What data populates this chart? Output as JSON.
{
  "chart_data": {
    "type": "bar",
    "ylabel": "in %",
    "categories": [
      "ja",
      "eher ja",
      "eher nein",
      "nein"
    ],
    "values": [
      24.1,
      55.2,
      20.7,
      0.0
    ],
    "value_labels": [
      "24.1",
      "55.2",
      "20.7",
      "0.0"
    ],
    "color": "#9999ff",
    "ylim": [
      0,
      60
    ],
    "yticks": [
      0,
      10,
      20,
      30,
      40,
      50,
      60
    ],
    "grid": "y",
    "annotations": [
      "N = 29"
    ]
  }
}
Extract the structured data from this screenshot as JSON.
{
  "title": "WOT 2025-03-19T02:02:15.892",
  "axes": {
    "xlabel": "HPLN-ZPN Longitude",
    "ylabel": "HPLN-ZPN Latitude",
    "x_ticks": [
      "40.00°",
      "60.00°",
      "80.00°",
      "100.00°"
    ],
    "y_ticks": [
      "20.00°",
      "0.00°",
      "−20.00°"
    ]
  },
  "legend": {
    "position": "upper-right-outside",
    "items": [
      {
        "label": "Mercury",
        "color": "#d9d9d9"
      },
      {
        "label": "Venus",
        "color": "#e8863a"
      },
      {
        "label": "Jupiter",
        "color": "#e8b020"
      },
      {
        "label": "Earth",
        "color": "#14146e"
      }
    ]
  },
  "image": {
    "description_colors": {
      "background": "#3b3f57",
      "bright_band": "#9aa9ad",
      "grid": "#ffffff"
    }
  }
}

→ YOUR INSTRUCTIONS
Show all lines above holding "HPLN".

→ EXERCISE ANSWER
    "xlabel": "HPLN-ZPN Longitude",
    "ylabel": "HPLN-ZPN Latitude",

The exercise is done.